• Given request:
In this exercise, reproduce all the entries that follow exactly.
>> Start
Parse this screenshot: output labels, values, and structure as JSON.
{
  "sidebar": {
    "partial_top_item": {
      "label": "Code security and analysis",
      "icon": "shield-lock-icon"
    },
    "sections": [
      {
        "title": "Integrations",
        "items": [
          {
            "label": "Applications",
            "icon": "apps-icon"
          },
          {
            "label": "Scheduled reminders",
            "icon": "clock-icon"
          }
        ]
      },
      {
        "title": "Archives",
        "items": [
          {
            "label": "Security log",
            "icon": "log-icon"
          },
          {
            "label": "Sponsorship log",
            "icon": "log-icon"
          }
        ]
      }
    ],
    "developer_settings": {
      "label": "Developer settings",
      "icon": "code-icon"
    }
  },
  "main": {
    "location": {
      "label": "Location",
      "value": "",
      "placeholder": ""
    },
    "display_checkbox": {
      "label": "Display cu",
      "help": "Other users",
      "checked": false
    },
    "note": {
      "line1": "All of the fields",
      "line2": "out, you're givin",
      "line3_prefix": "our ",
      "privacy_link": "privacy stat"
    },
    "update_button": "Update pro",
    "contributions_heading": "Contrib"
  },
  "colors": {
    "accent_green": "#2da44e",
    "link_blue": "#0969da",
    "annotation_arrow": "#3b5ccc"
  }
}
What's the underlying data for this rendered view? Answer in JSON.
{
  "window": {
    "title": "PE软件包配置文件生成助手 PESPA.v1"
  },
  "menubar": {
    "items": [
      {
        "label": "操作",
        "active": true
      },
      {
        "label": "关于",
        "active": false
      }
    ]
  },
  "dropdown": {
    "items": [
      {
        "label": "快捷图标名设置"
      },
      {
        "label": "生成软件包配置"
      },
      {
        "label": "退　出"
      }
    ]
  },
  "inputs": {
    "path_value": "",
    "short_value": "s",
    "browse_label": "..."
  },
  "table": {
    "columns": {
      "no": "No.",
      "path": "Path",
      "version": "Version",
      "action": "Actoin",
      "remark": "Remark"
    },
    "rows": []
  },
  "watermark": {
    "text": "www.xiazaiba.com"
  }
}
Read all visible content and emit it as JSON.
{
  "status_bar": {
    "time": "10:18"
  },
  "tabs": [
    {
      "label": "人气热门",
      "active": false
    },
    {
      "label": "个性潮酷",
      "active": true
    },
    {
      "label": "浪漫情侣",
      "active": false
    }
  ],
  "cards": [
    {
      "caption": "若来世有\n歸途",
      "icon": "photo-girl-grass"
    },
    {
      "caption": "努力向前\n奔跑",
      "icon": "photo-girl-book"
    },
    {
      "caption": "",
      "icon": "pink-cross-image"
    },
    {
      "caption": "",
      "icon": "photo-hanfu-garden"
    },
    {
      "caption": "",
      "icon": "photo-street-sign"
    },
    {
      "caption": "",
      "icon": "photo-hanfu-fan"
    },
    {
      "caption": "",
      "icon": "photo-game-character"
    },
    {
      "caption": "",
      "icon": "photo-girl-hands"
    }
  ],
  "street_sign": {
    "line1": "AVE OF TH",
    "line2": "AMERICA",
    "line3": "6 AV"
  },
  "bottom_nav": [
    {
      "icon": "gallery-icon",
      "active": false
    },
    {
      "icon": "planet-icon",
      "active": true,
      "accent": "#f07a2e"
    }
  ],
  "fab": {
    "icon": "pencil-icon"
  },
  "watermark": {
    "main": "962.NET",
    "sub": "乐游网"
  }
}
>> End
• Answer to this task:
Parse this screenshot: output labels, values, and structure as JSON.
{
  "sidebar": {
    "partial_top_item": {
      "label": "Code security and analysis",
      "icon": "shield-lock-icon"
    },
    "sections": [
      {
        "title": "Integrations",
        "items": [
          {
            "label": "Applications",
            "icon": "apps-icon"
          },
          {
            "label": "Scheduled reminders",
            "icon": "clock-icon"
          }
        ]
      },
      {
        "title": "Archives",
        "items": [
          {
            "label": "Security log",
            "icon": "log-icon"
          },
          {
            "label": "Sponsorship log",
            "icon": "log-icon"
          }
        ]
      }
    ],
    "developer_settings": {
      "label": "Developer settings",
      "icon": "code-icon"
    }
  },
  "main": {
    "location": {
      "label": "Location",
      "value": "",
      "placeholder": ""
    },
    "display_checkbox": {
      "label": "Display cu",
      "help": "Other users",
      "checked": false
    },
    "note": {
      "line1": "All of the fields",
      "line2": "out, you're givin",
      "line3_prefix": "our ",
      "privacy_link": "privacy stat"
    },
    "update_button": "Update pro",
    "contributions_heading": "Contrib"
  },
  "colors": {
    "accent_green": "#2da44e",
    "link_blue": "#0969da",
    "annotation_arrow": "#3b5ccc"
  }
}
What's the underlying data for this rendered view? Answer in JSON.
{
  "window": {
    "title": "PE软件包配置文件生成助手 PESPA.v1"
  },
  "menubar": {
    "items": [
      {
        "label": "操作",
        "active": true
      },
      {
        "label": "关于",
        "active": false
      }
    ]
  },
  "dropdown": {
    "items": [
      {
        "label": "快捷图标名设置"
      },
      {
        "label": "生成软件包配置"
      },
      {
        "label": "退　出"
      }
    ]
  },
  "inputs": {
    "path_value": "",
    "short_value": "s",
    "browse_label": "..."
  },
  "table": {
    "columns": {
      "no": "No.",
      "path": "Path",
      "version": "Version",
      "action": "Actoin",
      "remark": "Remark"
    },
    "rows": []
  },
  "watermark": {
    "text": "www.xiazaiba.com"
  }
}
Read all visible content and emit it as JSON.
{
  "status_bar": {
    "time": "10:18"
  },
  "tabs": [
    {
      "label": "人气热门",
      "active": false
    },
    {
      "label": "个性潮酷",
      "active": true
    },
    {
      "label": "浪漫情侣",
      "active": false
    }
  ],
  "cards": [
    {
      "caption": "若来世有\n歸途",
      "icon": "photo-girl-grass"
    },
    {
      "caption": "努力向前\n奔跑",
      "icon": "photo-girl-book"
    },
    {
      "caption": "",
      "icon": "pink-cross-image"
    },
    {
      "caption": "",
      "icon": "photo-hanfu-garden"
    },
    {
      "caption": "",
      "icon": "photo-street-sign"
    },
    {
      "caption": "",
      "icon": "photo-hanfu-fan"
    },
    {
      "caption": "",
      "icon": "photo-game-character"
    },
    {
      "caption": "",
      "icon": "photo-girl-hands"
    }
  ],
  "street_sign": {
    "line1": "AVE OF TH",
    "line2": "AMERICA",
    "line3": "6 AV"
  },
  "bottom_nav": [
    {
      "icon": "gallery-icon",
      "active": false
    },
    {
      "icon": "planet-icon",
      "active": true,
      "accent": "#f07a2e"
    }
  ],
  "fab": {
    "icon": "pencil-icon"
  },
  "watermark": {
    "main": "962.NET",
    "sub": "乐游网"
  }
}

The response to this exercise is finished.